Work to complete: Give an exact transcription of every line, dropping the images.

Dataset records:
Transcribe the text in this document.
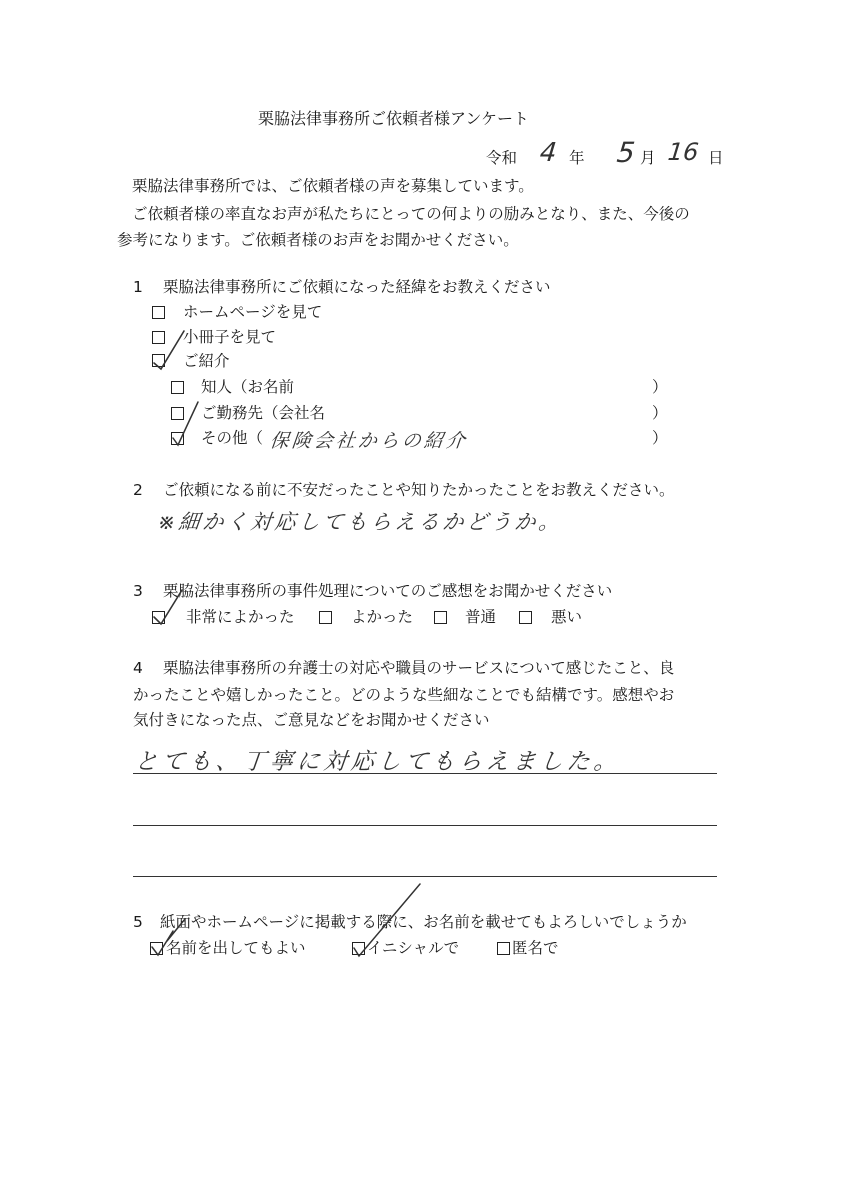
栗脇法律事務所ご依頼者様アンケート
令和 4 年 5 月 16 日
栗脇法律事務所では、ご依頼者様の声を募集しています。
ご依頼者様の率直なお声が私たちにとっての何よりの励みとなり、また、今後の
参考になります。ご依頼者様のお声をお聞かせください。
1 栗脇法律事務所にご依頼になった経緯をお教えください
ホームページを見て
小冊子を見て
ご紹介
知人（お名前	）
ご勤務先（会社名	）
その他（ 保険会社からの紹介	）
2 ご依頼になる前に不安だったことや知りたかったことをお教えください。
※細かく対応してもらえるかどうか。
3 栗脇法律事務所の事件処理についてのご感想をお聞かせください
非常によかった	よかった	普通	悪い
4 栗脇法律事務所の弁護士の対応や職員のサービスについて感じたこと、良
かったことや嬉しかったこと。どのような些細なことでも結構です。感想やお
気付きになった点、ご意見などをお聞かせください
とても、丁寧に対応してもらえました。
5 紙面やホームページに掲載する際に、お名前を載せてもよろしいでしょうか
名前を出してもよい	イニシャルで	匿名で
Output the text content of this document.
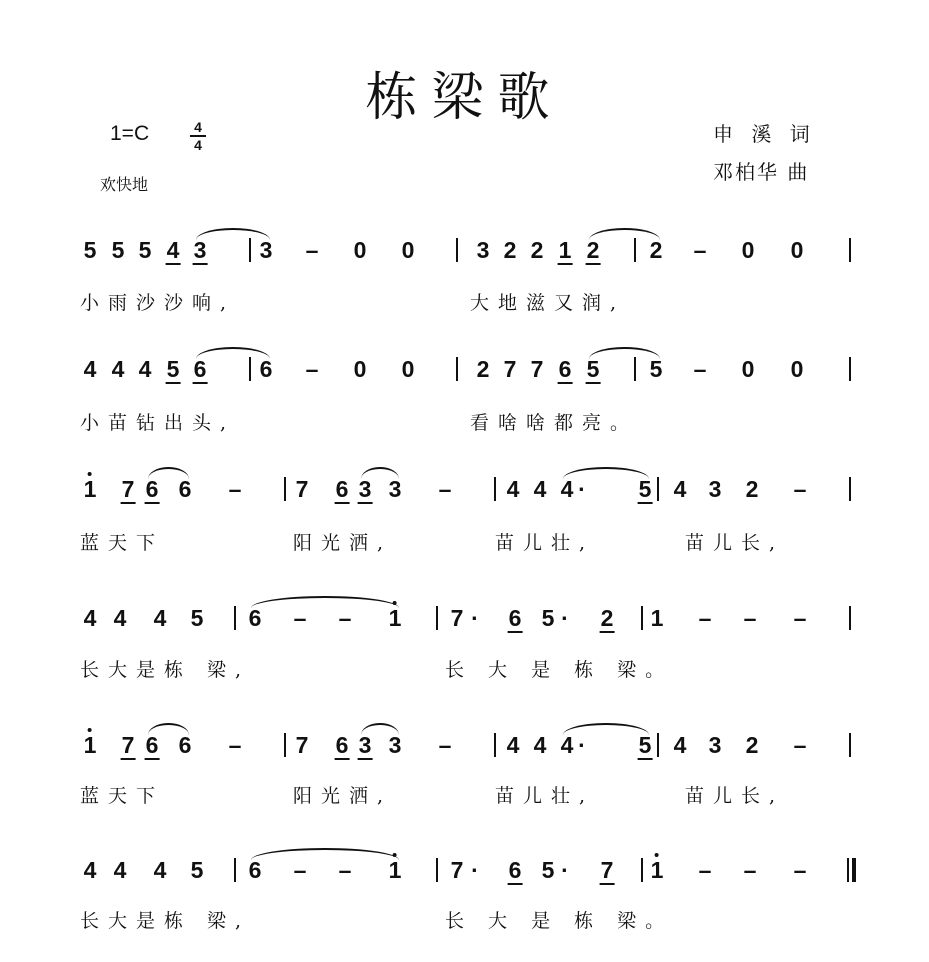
栋梁歌
1=C	4
4
欢快地
申 溪 词
邓柏华 曲
5 5 5 4 3 3 – 0 0	3 2 2 1 2 2 – 0 0
小雨沙沙响,	大地滋又润,
4 4 4 5 6 6 – 0 0	2 7 7 6 5 5 – 0 0
小苗钻出头,	看啥啥都亮。
1 7 6 6 – 7 6 3 3 – 4 4 4 · 5 4 3 2 –
蓝天下	阳光洒,	苗儿壮,	苗儿长,
4 4 4 5 6 – – 1 7 · 6 5 · 2 1 – – –
长大是栋 梁,	长 大 是 栋 梁。
1 7 6 6 – 7 6 3 3 – 4 4 4 · 5 4 3 2 –
蓝天下	阳光洒,	苗儿壮,	苗儿长,
4 4 4 5 6 – – 1 7 · 6 5 · 7 1 – – –
长大是栋 梁,	长 大 是 栋 梁。
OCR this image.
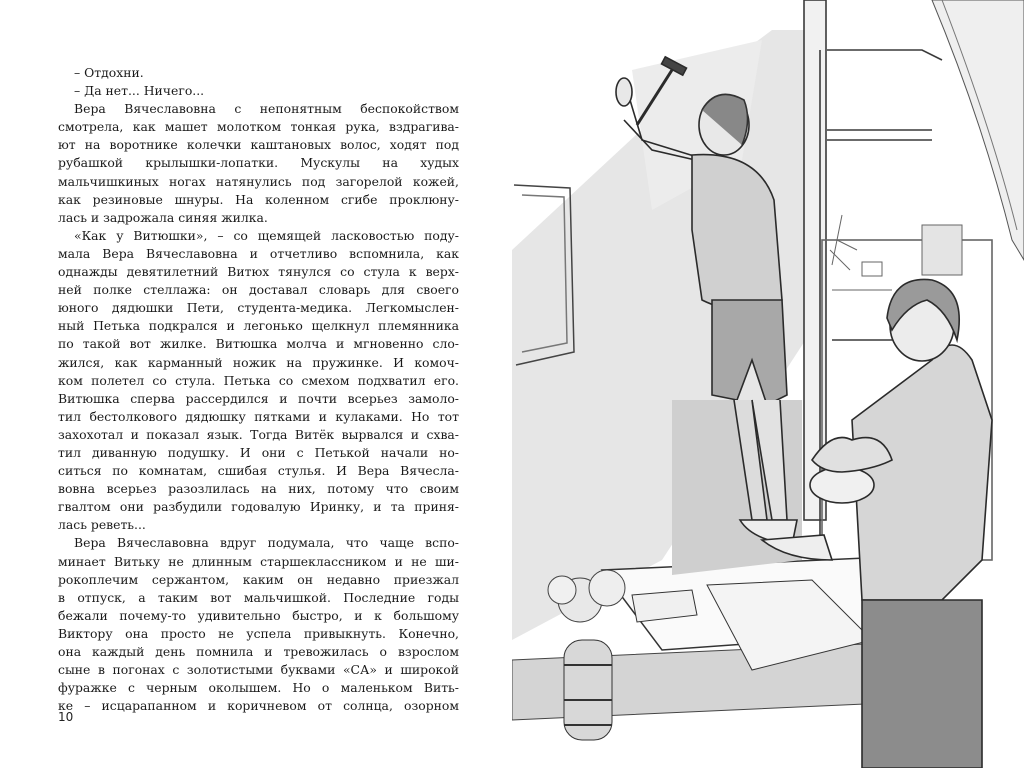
– Отдохни.
– Да нет... Ничего...
Вера Вячеславовна с непонятным беспокойством
смотрела, как машет молотком тонкая рука, вздрагива-
ют на воротнике колечки каштановых волос, ходят под
рубашкой крылышки-лопатки. Мускулы на худых
мальчишкиных ногах натянулись под загорелой кожей,
как резиновые шнуры. На коленном сгибе проклюну-
лась и задрожала синяя жилка.
«Как у Витюшки», – со щемящей ласковостью поду-
мала Вера Вячеславовна и отчетливо вспомнила, как
однажды девятилетний Витюх тянулся со стула к верх-
ней полке стеллажа: он доставал словарь для своего
юного дядюшки Пети, студента-медика. Легкомыслен-
ный Петька подкрался и легонько щелкнул племянника
по такой вот жилке. Витюшка молча и мгновенно сло-
жился, как карманный ножик на пружинке. И комоч-
ком полетел со стула. Петька со смехом подхватил его.
Витюшка сперва рассердился и почти всерьез замоло-
тил бестолкового дядюшку пятками и кулаками. Но тот
захохотал и показал язык. Тогда Витёк вырвался и схва-
тил диванную подушку. И они с Петькой начали но-
ситься по комнатам, сшибая стулья. И Вера Вячесла-
вовна всерьез разозлилась на них, потому что своим
гвалтом они разбудили годовалую Иринку, и та приня-
лась реветь...
Вера Вячеславовна вдруг подумала, что чаще вспо-
минает Витьку не длинным старшеклассником и не ши-
рокоплечим сержантом, каким он недавно приезжал
в отпуск, а таким вот мальчишкой. Последние годы
бежали почему-то удивительно быстро, и к большому
Виктору она просто не успела привыкнуть. Конечно,
она каждый день помнила и тревожилась о взрослом
сыне в погонах с золотистыми буквами «СА» и широкой
фуражке с черным околышем. Но о маленьком Вить-
ке – исцарапанном и коричневом от солнца, озорном
10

The response:
Transcribe the text in this document.
栗脇法律事務所ご依頼者様アンケート
令和 4 年 5 月 16 日
栗脇法律事務所では、ご依頼者様の声を募集しています。
ご依頼者様の率直なお声が私たちにとっての何よりの励みとなり、また、今後の
参考になります。ご依頼者様のお声をお聞かせください。
1 栗脇法律事務所にご依頼になった経緯をお教えください
ホームページを見て
小冊子を見て
ご紹介
知人（お名前	）
ご勤務先（会社名	）
その他（ 保険会社からの紹介	）
2 ご依頼になる前に不安だったことや知りたかったことをお教えください。
※細かく対応してもらえるかどうか。
3 栗脇法律事務所の事件処理についてのご感想をお聞かせください
非常によかった	よかった	普通	悪い
4 栗脇法律事務所の弁護士の対応や職員のサービスについて感じたこと、良
かったことや嬉しかったこと。どのような些細なことでも結構です。感想やお
気付きになった点、ご意見などをお聞かせください
とても、丁寧に対応してもらえました。
5 紙面やホームページに掲載する際に、お名前を載せてもよろしいでしょうか
名前を出してもよい	イニシャルで	匿名で
Output the text content of this document.
栋梁歌
1=C	4
4
欢快地
申 溪 词
邓柏华 曲
5 5 5 4 3 3 – 0 0	3 2 2 1 2 2 – 0 0
小雨沙沙响,	大地滋又润,
4 4 4 5 6 6 – 0 0	2 7 7 6 5 5 – 0 0
小苗钻出头,	看啥啥都亮。
1 7 6 6 – 7 6 3 3 – 4 4 4 · 5 4 3 2 –
蓝天下	阳光洒,	苗儿壮,	苗儿长,
4 4 4 5 6 – – 1 7 · 6 5 · 2 1 – – –
长大是栋 梁,	长 大 是 栋 梁。
1 7 6 6 – 7 6 3 3 – 4 4 4 · 5 4 3 2 –
蓝天下	阳光洒,	苗儿壮,	苗儿长,
4 4 4 5 6 – – 1 7 · 6 5 · 7 1 – – –
长大是栋 梁,	长 大 是 栋 梁。
OCR this image.
– Отдохни.
– Да нет... Ничего...
Вера Вячеславовна с непонятным беспокойством
смотрела, как машет молотком тонкая рука, вздрагива-
ют на воротнике колечки каштановых волос, ходят под
рубашкой крылышки-лопатки. Мускулы на худых
мальчишкиных ногах натянулись под загорелой кожей,
как резиновые шнуры. На коленном сгибе проклюну-
лась и задрожала синяя жилка.
«Как у Витюшки», – со щемящей ласковостью поду-
мала Вера Вячеславовна и отчетливо вспомнила, как
однажды девятилетний Витюх тянулся со стула к верх-
ней полке стеллажа: он доставал словарь для своего
юного дядюшки Пети, студента-медика. Легкомыслен-
ный Петька подкрался и легонько щелкнул племянника
по такой вот жилке. Витюшка молча и мгновенно сло-
жился, как карманный ножик на пружинке. И комоч-
ком полетел со стула. Петька со смехом подхватил его.
Витюшка сперва рассердился и почти всерьез замоло-
тил бестолкового дядюшку пятками и кулаками. Но тот
захохотал и показал язык. Тогда Витёк вырвался и схва-
тил диванную подушку. И они с Петькой начали но-
ситься по комнатам, сшибая стулья. И Вера Вячесла-
вовна всерьез разозлилась на них, потому что своим
гвалтом они разбудили годовалую Иринку, и та приня-
лась реветь...
Вера Вячеславовна вдруг подумала, что чаще вспо-
минает Витьку не длинным старшеклассником и не ши-
рокоплечим сержантом, каким он недавно приезжал
в отпуск, а таким вот мальчишкой. Последние годы
бежали почему-то удивительно быстро, и к большому
Виктору она просто не успела привыкнуть. Конечно,
она каждый день помнила и тревожилась о взрослом
сыне в погонах с золотистыми буквами «СА» и широкой
фуражке с черным околышем. Но о маленьком Вить-
ке – исцарапанном и коричневом от солнца, озорном
10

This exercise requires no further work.